Exercise description: Exactly reproduce each entry, leaving out nothing.

Stored records:
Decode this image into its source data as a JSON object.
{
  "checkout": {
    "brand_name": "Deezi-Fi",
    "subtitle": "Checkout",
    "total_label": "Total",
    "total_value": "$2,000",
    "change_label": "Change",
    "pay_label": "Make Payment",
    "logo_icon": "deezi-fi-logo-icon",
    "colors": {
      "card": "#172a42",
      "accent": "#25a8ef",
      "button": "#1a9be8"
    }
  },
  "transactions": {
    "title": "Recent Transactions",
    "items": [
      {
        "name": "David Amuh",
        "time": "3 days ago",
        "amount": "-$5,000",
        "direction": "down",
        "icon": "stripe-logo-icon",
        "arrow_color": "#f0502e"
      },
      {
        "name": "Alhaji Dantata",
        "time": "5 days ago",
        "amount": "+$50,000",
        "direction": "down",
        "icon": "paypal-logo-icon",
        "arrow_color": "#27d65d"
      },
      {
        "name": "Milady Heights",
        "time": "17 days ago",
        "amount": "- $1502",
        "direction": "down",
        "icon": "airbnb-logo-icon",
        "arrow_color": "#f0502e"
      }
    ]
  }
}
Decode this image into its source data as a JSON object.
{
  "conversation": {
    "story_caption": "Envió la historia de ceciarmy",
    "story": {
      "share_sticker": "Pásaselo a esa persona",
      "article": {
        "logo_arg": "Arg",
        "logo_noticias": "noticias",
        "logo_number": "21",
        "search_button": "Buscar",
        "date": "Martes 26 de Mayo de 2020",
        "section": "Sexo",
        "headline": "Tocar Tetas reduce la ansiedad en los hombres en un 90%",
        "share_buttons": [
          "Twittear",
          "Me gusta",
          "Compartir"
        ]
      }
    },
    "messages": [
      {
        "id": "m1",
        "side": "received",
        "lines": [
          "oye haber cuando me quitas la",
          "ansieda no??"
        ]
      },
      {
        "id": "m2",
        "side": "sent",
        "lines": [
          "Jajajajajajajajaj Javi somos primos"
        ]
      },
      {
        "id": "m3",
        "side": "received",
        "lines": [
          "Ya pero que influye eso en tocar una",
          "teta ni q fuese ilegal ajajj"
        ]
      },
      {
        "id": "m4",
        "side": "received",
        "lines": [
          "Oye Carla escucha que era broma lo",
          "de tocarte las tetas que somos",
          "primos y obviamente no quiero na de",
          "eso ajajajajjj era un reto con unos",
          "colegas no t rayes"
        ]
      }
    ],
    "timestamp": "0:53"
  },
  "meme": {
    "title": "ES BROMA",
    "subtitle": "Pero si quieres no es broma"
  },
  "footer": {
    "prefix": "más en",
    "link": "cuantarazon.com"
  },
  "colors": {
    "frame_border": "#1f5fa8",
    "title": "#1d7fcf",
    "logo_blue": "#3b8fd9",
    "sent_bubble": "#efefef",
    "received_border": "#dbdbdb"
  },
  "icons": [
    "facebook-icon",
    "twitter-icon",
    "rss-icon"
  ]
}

Reply to the task:
Decode this image into its source data as a JSON object.
{
  "checkout": {
    "brand_name": "Deezi-Fi",
    "subtitle": "Checkout",
    "total_label": "Total",
    "total_value": "$2,000",
    "change_label": "Change",
    "pay_label": "Make Payment",
    "logo_icon": "deezi-fi-logo-icon",
    "colors": {
      "card": "#172a42",
      "accent": "#25a8ef",
      "button": "#1a9be8"
    }
  },
  "transactions": {
    "title": "Recent Transactions",
    "items": [
      {
        "name": "David Amuh",
        "time": "3 days ago",
        "amount": "-$5,000",
        "direction": "down",
        "icon": "stripe-logo-icon",
        "arrow_color": "#f0502e"
      },
      {
        "name": "Alhaji Dantata",
        "time": "5 days ago",
        "amount": "+$50,000",
        "direction": "down",
        "icon": "paypal-logo-icon",
        "arrow_color": "#27d65d"
      },
      {
        "name": "Milady Heights",
        "time": "17 days ago",
        "amount": "- $1502",
        "direction": "down",
        "icon": "airbnb-logo-icon",
        "arrow_color": "#f0502e"
      }
    ]
  }
}
Decode this image into its source data as a JSON object.
{
  "conversation": {
    "story_caption": "Envió la historia de ceciarmy",
    "story": {
      "share_sticker": "Pásaselo a esa persona",
      "article": {
        "logo_arg": "Arg",
        "logo_noticias": "noticias",
        "logo_number": "21",
        "search_button": "Buscar",
        "date": "Martes 26 de Mayo de 2020",
        "section": "Sexo",
        "headline": "Tocar Tetas reduce la ansiedad en los hombres en un 90%",
        "share_buttons": [
          "Twittear",
          "Me gusta",
          "Compartir"
        ]
      }
    },
    "messages": [
      {
        "id": "m1",
        "side": "received",
        "lines": [
          "oye haber cuando me quitas la",
          "ansieda no??"
        ]
      },
      {
        "id": "m2",
        "side": "sent",
        "lines": [
          "Jajajajajajajajaj Javi somos primos"
        ]
      },
      {
        "id": "m3",
        "side": "received",
        "lines": [
          "Ya pero que influye eso en tocar una",
          "teta ni q fuese ilegal ajajj"
        ]
      },
      {
        "id": "m4",
        "side": "received",
        "lines": [
          "Oye Carla escucha que era broma lo",
          "de tocarte las tetas que somos",
          "primos y obviamente no quiero na de",
          "eso ajajajajjj era un reto con unos",
          "colegas no t rayes"
        ]
      }
    ],
    "timestamp": "0:53"
  },
  "meme": {
    "title": "ES BROMA",
    "subtitle": "Pero si quieres no es broma"
  },
  "footer": {
    "prefix": "más en",
    "link": "cuantarazon.com"
  },
  "colors": {
    "frame_border": "#1f5fa8",
    "title": "#1d7fcf",
    "logo_blue": "#3b8fd9",
    "sent_bubble": "#efefef",
    "received_border": "#dbdbdb"
  },
  "icons": [
    "facebook-icon",
    "twitter-icon",
    "rss-icon"
  ]
}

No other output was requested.